- [Objetivo] Reescreva todas as linhas abaixo como uma lista numerada, omitindo as linhas em branco.

-------

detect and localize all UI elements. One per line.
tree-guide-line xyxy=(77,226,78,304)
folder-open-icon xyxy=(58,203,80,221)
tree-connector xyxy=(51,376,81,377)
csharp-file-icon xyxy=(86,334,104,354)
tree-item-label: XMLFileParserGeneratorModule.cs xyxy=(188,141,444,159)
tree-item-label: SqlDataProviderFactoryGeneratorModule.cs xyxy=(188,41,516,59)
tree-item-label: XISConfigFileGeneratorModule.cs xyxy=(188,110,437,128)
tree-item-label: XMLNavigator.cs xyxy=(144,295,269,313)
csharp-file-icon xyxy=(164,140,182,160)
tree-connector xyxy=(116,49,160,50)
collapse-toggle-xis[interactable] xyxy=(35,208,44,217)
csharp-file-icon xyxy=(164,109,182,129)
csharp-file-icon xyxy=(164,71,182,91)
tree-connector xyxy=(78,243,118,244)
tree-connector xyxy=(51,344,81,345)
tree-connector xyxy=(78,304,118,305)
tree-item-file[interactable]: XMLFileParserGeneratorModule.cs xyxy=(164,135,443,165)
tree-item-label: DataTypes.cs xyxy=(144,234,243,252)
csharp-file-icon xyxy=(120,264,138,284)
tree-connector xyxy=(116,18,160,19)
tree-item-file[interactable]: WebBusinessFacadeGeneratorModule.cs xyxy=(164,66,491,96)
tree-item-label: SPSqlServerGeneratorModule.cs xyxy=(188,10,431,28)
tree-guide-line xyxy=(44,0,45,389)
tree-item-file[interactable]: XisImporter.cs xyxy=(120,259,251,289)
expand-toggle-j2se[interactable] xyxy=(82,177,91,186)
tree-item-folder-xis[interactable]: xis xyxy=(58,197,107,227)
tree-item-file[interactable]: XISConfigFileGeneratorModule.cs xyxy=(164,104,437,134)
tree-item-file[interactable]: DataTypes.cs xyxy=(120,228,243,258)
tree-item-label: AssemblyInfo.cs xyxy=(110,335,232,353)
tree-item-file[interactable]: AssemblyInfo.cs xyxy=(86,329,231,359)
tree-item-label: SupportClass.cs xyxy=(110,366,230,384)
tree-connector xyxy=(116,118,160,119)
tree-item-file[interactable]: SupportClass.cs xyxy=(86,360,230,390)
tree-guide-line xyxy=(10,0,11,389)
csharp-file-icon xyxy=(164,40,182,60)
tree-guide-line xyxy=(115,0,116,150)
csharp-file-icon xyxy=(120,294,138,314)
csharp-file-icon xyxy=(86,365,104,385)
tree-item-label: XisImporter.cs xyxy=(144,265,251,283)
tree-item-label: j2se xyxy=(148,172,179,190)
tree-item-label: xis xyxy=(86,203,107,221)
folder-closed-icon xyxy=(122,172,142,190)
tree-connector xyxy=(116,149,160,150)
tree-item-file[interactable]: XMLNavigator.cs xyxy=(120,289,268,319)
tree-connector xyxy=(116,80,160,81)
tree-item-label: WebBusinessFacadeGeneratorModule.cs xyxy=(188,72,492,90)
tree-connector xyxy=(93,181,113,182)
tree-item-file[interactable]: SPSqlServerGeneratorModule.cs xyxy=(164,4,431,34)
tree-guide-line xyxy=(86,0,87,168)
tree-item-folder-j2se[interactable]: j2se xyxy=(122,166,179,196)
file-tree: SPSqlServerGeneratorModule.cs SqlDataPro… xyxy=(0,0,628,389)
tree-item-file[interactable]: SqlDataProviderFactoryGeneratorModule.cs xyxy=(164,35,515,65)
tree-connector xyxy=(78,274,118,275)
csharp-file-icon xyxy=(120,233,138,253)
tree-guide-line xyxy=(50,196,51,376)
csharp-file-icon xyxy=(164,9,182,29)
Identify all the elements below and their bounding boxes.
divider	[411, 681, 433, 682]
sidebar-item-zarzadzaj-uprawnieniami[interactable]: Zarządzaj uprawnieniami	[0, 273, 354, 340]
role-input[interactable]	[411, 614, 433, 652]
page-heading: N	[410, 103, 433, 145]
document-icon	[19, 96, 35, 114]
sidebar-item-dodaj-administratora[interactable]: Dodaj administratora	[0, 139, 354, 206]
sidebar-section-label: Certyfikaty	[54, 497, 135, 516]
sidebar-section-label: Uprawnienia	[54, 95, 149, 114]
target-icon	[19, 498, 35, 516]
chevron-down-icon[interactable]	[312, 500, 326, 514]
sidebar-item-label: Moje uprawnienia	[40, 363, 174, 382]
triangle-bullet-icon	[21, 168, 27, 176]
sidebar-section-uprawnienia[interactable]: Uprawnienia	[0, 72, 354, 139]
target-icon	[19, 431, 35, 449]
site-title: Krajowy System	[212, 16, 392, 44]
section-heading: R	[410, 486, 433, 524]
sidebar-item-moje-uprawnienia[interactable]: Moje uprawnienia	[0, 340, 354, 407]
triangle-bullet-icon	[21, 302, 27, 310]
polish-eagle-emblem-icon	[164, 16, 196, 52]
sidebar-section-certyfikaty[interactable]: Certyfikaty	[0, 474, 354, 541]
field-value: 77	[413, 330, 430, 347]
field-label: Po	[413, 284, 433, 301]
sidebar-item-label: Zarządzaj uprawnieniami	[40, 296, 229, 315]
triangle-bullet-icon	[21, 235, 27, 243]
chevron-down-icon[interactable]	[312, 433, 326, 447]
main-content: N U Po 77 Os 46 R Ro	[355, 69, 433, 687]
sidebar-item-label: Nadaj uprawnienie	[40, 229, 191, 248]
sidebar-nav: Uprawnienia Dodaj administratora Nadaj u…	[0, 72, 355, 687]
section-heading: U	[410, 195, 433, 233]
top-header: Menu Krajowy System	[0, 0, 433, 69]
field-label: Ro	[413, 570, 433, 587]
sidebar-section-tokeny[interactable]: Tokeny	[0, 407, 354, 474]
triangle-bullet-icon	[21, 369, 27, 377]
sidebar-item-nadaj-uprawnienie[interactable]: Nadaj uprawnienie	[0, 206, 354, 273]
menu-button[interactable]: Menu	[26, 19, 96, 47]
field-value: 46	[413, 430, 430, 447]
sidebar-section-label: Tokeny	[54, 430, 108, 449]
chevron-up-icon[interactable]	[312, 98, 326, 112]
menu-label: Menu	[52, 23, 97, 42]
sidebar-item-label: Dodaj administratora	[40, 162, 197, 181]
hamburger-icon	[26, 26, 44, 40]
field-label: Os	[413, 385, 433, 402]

-------

- [Resposta]
1. detect and localize all UI elements. One per line.
2. tree-guide-line xyxy=(77,226,78,304)
3. folder-open-icon xyxy=(58,203,80,221)
4. tree-connector xyxy=(51,376,81,377)
5. csharp-file-icon xyxy=(86,334,104,354)
6. tree-item-label: XMLFileParserGeneratorModule.cs xyxy=(188,141,444,159)
7. tree-item-label: SqlDataProviderFactoryGeneratorModule.cs xyxy=(188,41,516,59)
8. tree-item-label: XISConfigFileGeneratorModule.cs xyxy=(188,110,437,128)
9. tree-item-label: XMLNavigator.cs xyxy=(144,295,269,313)
10. csharp-file-icon xyxy=(164,140,182,160)
11. tree-connector xyxy=(116,49,160,50)
12. collapse-toggle-xis[interactable] xyxy=(35,208,44,217)
13. csharp-file-icon xyxy=(164,109,182,129)
14. csharp-file-icon xyxy=(164,71,182,91)
15. tree-connector xyxy=(78,243,118,244)
16. tree-connector xyxy=(51,344,81,345)
17. tree-connector xyxy=(78,304,118,305)
18. tree-item-file[interactable]: XMLFileParserGeneratorModule.cs xyxy=(164,135,443,165)
19. tree-item-label: DataTypes.cs xyxy=(144,234,243,252)
20. csharp-file-icon xyxy=(120,264,138,284)
21. tree-connector xyxy=(116,18,160,19)
22. tree-item-file[interactable]: WebBusinessFacadeGeneratorModule.cs xyxy=(164,66,491,96)
23. tree-item-label: SPSqlServerGeneratorModule.cs xyxy=(188,10,431,28)
24. tree-guide-line xyxy=(44,0,45,389)
25. tree-item-file[interactable]: XisImporter.cs xyxy=(120,259,251,289)
26. expand-toggle-j2se[interactable] xyxy=(82,177,91,186)
27. tree-item-folder-xis[interactable]: xis xyxy=(58,197,107,227)
28. tree-item-file[interactable]: XISConfigFileGeneratorModule.cs xyxy=(164,104,437,134)
29. tree-item-file[interactable]: DataTypes.cs xyxy=(120,228,243,258)
30. tree-item-label: AssemblyInfo.cs xyxy=(110,335,232,353)
31. tree-item-file[interactable]: AssemblyInfo.cs xyxy=(86,329,231,359)
32. tree-item-label: SupportClass.cs xyxy=(110,366,230,384)
33. tree-connector xyxy=(116,118,160,119)
34. tree-item-file[interactable]: SupportClass.cs xyxy=(86,360,230,390)
35. tree-guide-line xyxy=(10,0,11,389)
36. csharp-file-icon xyxy=(164,40,182,60)
37. tree-guide-line xyxy=(115,0,116,150)
38. csharp-file-icon xyxy=(120,294,138,314)
39. csharp-file-icon xyxy=(86,365,104,385)
40. tree-item-label: XisImporter.cs xyxy=(144,265,251,283)
41. tree-item-label: j2se xyxy=(148,172,179,190)
42. tree-item-label: xis xyxy=(86,203,107,221)
43. folder-closed-icon xyxy=(122,172,142,190)
44. tree-connector xyxy=(116,149,160,150)
45. tree-item-file[interactable]: XMLNavigator.cs xyxy=(120,289,268,319)
46. tree-connector xyxy=(116,80,160,81)
47. tree-item-label: WebBusinessFacadeGeneratorModule.cs xyxy=(188,72,492,90)
48. tree-connector xyxy=(93,181,113,182)
49. tree-item-file[interactable]: SPSqlServerGeneratorModule.cs xyxy=(164,4,431,34)
50. tree-guide-line xyxy=(86,0,87,168)
51. tree-item-folder-j2se[interactable]: j2se xyxy=(122,166,179,196)
52. file-tree: SPSqlServerGeneratorModule.cs SqlDataPro… xyxy=(0,0,628,389)
53. tree-item-file[interactable]: SqlDataProviderFactoryGeneratorModule.cs xyxy=(164,35,515,65)
54. tree-connector xyxy=(78,274,118,275)
55. csharp-file-icon xyxy=(120,233,138,253)
56. tree-guide-line xyxy=(50,196,51,376)
57. csharp-file-icon xyxy=(164,9,182,29)
58. Identify all the elements below and their bounding boxes.
59. divider	[411, 681, 433, 682]
60. sidebar-item-zarzadzaj-uprawnieniami[interactable]: Zarządzaj uprawnieniami	[0, 273, 354, 340]
61. role-input[interactable]	[411, 614, 433, 652]
62. page-heading: N	[410, 103, 433, 145]
63. document-icon	[19, 96, 35, 114]
64. sidebar-item-dodaj-administratora[interactable]: Dodaj administratora	[0, 139, 354, 206]
65. sidebar-section-label: Certyfikaty	[54, 497, 135, 516]
66. sidebar-section-label: Uprawnienia	[54, 95, 149, 114]
67. target-icon	[19, 498, 35, 516]
68. chevron-down-icon[interactable]	[312, 500, 326, 514]
69. sidebar-item-label: Moje uprawnienia	[40, 363, 174, 382]
70. triangle-bullet-icon	[21, 168, 27, 176]
71. sidebar-section-uprawnienia[interactable]: Uprawnienia	[0, 72, 354, 139]
72. target-icon	[19, 431, 35, 449]
73. site-title: Krajowy System	[212, 16, 392, 44]
74. section-heading: R	[410, 486, 433, 524]
75. sidebar-item-moje-uprawnienia[interactable]: Moje uprawnienia	[0, 340, 354, 407]
76. triangle-bullet-icon	[21, 302, 27, 310]
77. polish-eagle-emblem-icon	[164, 16, 196, 52]
78. sidebar-section-certyfikaty[interactable]: Certyfikaty	[0, 474, 354, 541]
79. field-value: 77	[413, 330, 430, 347]
80. field-label: Po	[413, 284, 433, 301]
81. sidebar-item-label: Zarządzaj uprawnieniami	[40, 296, 229, 315]
82. triangle-bullet-icon	[21, 235, 27, 243]
83. chevron-down-icon[interactable]	[312, 433, 326, 447]
84. main-content: N U Po 77 Os 46 R Ro	[355, 69, 433, 687]
85. sidebar-item-label: Nadaj uprawnienie	[40, 229, 191, 248]
86. sidebar-nav: Uprawnienia Dodaj administratora Nadaj u…	[0, 72, 355, 687]
87. section-heading: U	[410, 195, 433, 233]
88. top-header: Menu Krajowy System	[0, 0, 433, 69]
89. field-label: Ro	[413, 570, 433, 587]
90. sidebar-section-tokeny[interactable]: Tokeny	[0, 407, 354, 474]
91. triangle-bullet-icon	[21, 369, 27, 377]
92. sidebar-item-nadaj-uprawnienie[interactable]: Nadaj uprawnienie	[0, 206, 354, 273]
93. menu-button[interactable]: Menu	[26, 19, 96, 47]
94. field-value: 46	[413, 430, 430, 447]
95. sidebar-section-label: Tokeny	[54, 430, 108, 449]
96. chevron-up-icon[interactable]	[312, 98, 326, 112]
97. menu-label: Menu	[52, 23, 97, 42]
98. sidebar-item-label: Dodaj administratora	[40, 162, 197, 181]
99. hamburger-icon	[26, 26, 44, 40]
100. field-label: Os	[413, 385, 433, 402]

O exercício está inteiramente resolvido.